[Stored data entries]
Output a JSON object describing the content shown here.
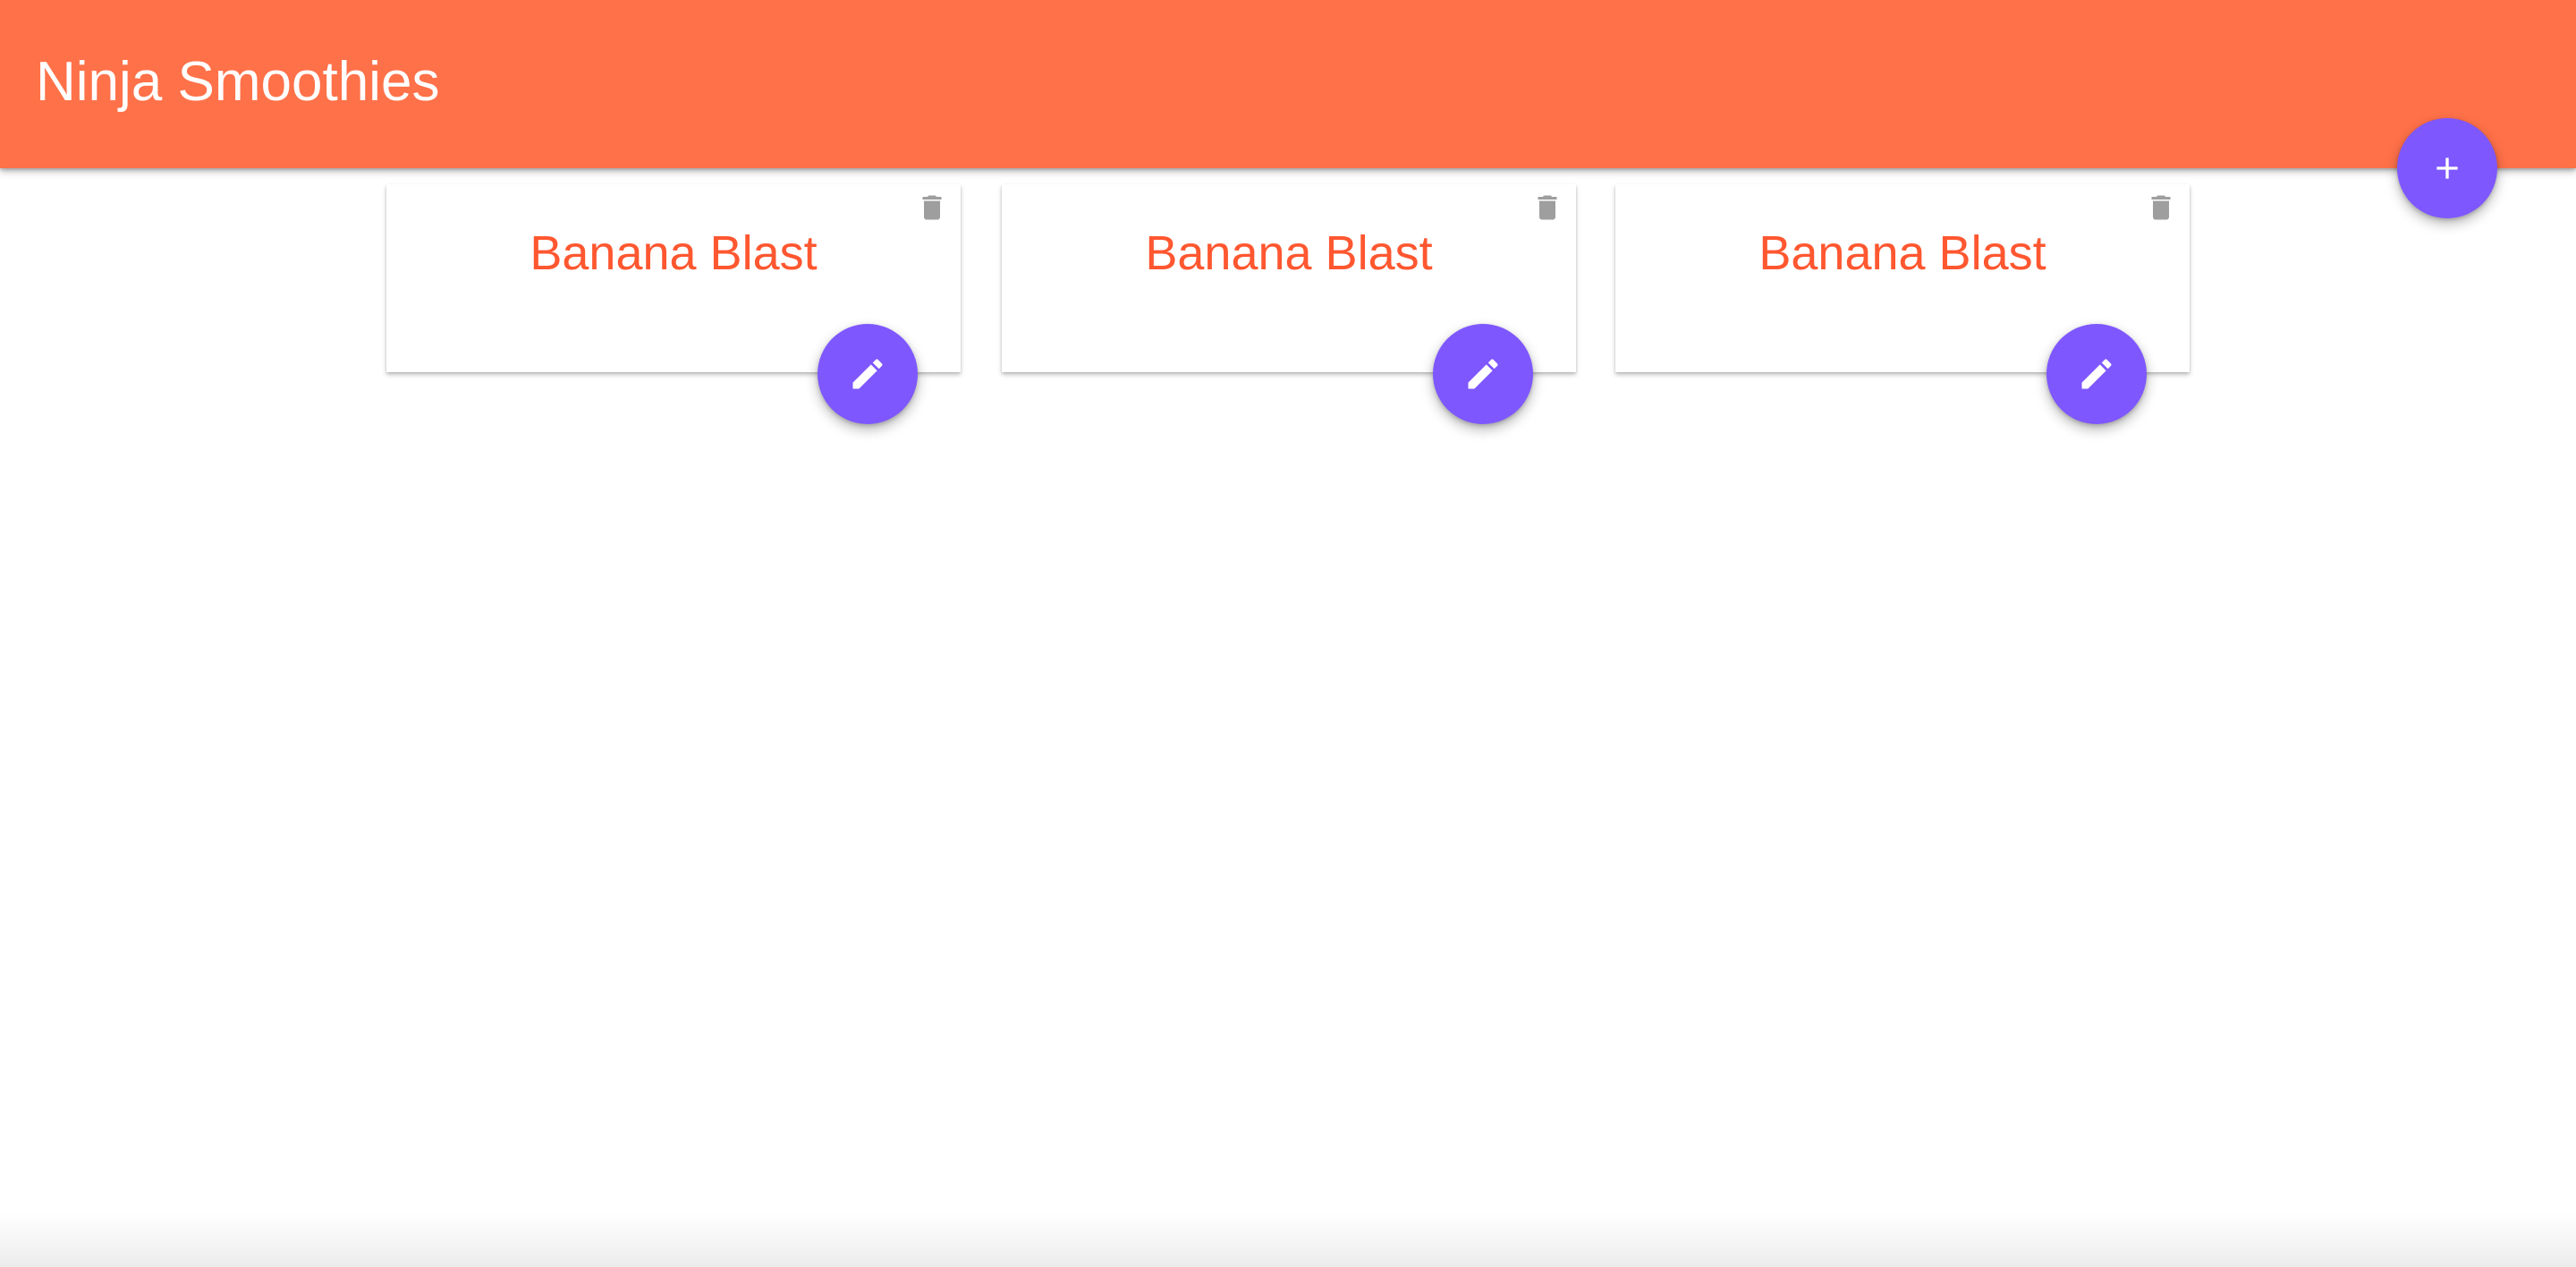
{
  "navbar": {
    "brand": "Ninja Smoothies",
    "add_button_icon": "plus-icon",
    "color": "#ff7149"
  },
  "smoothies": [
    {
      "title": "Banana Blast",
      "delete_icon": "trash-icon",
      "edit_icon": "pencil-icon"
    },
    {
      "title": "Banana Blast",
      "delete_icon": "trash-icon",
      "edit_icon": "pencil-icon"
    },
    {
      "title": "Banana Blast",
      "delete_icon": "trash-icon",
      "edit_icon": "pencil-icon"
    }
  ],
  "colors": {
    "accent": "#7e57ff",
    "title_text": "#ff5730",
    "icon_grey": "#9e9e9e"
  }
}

* * *

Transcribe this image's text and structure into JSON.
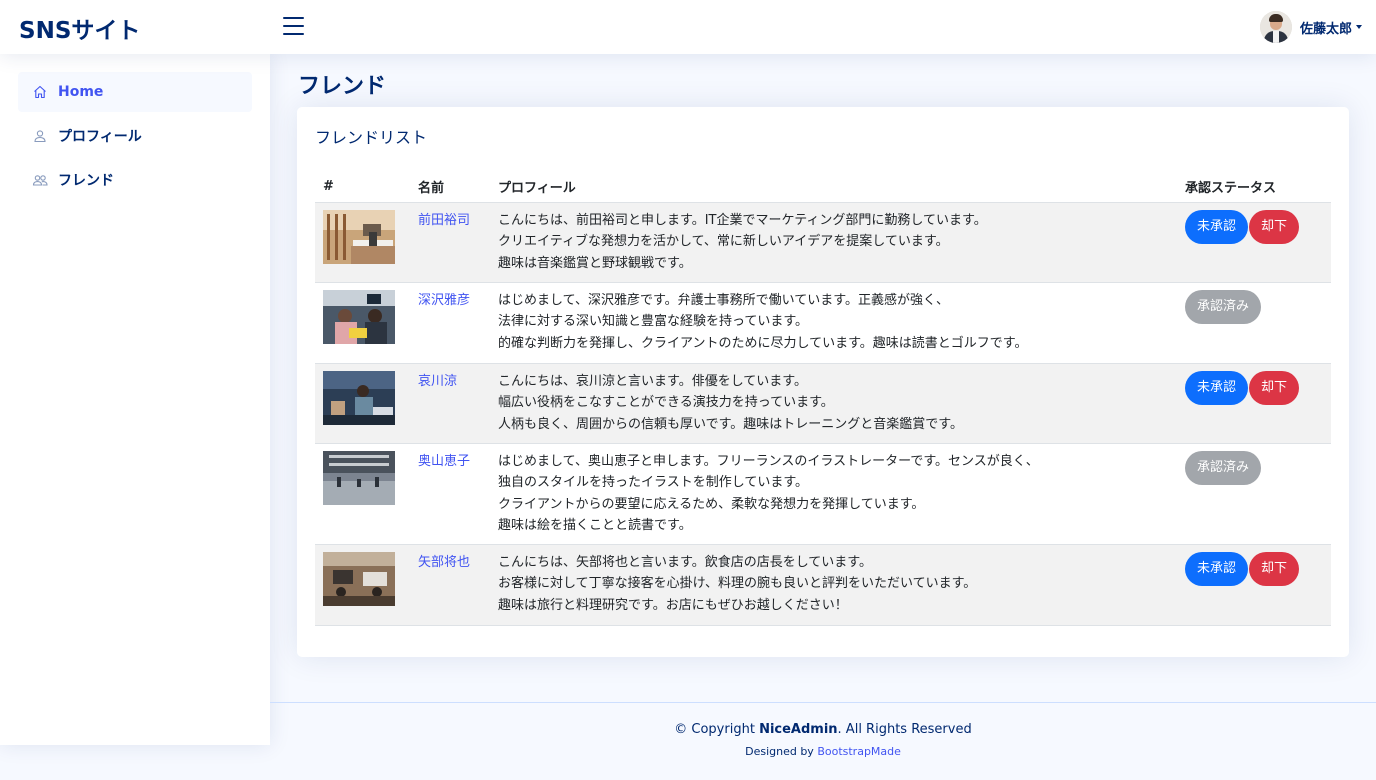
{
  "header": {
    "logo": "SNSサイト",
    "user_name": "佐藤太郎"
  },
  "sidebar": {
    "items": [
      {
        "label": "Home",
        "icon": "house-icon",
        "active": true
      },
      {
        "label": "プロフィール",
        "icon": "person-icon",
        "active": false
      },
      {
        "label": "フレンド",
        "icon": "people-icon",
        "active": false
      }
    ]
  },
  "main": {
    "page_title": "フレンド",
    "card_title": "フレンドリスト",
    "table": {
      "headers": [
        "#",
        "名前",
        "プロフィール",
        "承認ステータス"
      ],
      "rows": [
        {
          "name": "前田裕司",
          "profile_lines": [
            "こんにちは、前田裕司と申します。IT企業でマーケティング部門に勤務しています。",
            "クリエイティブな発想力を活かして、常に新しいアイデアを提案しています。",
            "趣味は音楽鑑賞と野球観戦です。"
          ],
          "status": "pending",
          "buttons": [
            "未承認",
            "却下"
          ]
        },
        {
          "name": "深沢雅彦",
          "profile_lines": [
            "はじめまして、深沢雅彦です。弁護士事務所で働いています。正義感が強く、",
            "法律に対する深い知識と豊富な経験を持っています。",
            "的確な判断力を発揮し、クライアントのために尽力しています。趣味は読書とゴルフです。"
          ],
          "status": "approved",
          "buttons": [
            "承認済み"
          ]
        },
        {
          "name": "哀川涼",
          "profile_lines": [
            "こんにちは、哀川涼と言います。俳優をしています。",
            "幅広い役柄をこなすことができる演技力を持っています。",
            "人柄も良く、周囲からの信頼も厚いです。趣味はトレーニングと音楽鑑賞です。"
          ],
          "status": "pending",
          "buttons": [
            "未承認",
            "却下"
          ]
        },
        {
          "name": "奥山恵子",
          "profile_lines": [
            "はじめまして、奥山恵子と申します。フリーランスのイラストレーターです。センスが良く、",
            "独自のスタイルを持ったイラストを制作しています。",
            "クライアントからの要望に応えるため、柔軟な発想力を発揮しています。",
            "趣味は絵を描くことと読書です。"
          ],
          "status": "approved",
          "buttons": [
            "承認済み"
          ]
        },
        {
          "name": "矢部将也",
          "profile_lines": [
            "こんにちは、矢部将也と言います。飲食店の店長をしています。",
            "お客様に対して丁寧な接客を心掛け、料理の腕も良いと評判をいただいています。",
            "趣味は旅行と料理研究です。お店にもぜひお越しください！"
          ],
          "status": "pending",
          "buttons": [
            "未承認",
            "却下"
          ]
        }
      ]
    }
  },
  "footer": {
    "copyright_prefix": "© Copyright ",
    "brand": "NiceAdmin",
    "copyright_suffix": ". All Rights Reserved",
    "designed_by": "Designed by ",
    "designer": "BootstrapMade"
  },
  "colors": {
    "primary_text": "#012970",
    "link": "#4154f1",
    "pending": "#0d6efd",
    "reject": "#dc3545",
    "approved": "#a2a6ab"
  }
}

[What is needed]
Pick out each line containing "はじめまして" and report it.

[Answer to this problem]
            "はじめまして、深沢雅彦です。弁護士事務所で働いています。正義感が強く、",
            "はじめまして、奥山恵子と申します。フリーランスのイラストレーターです。センスが良く、",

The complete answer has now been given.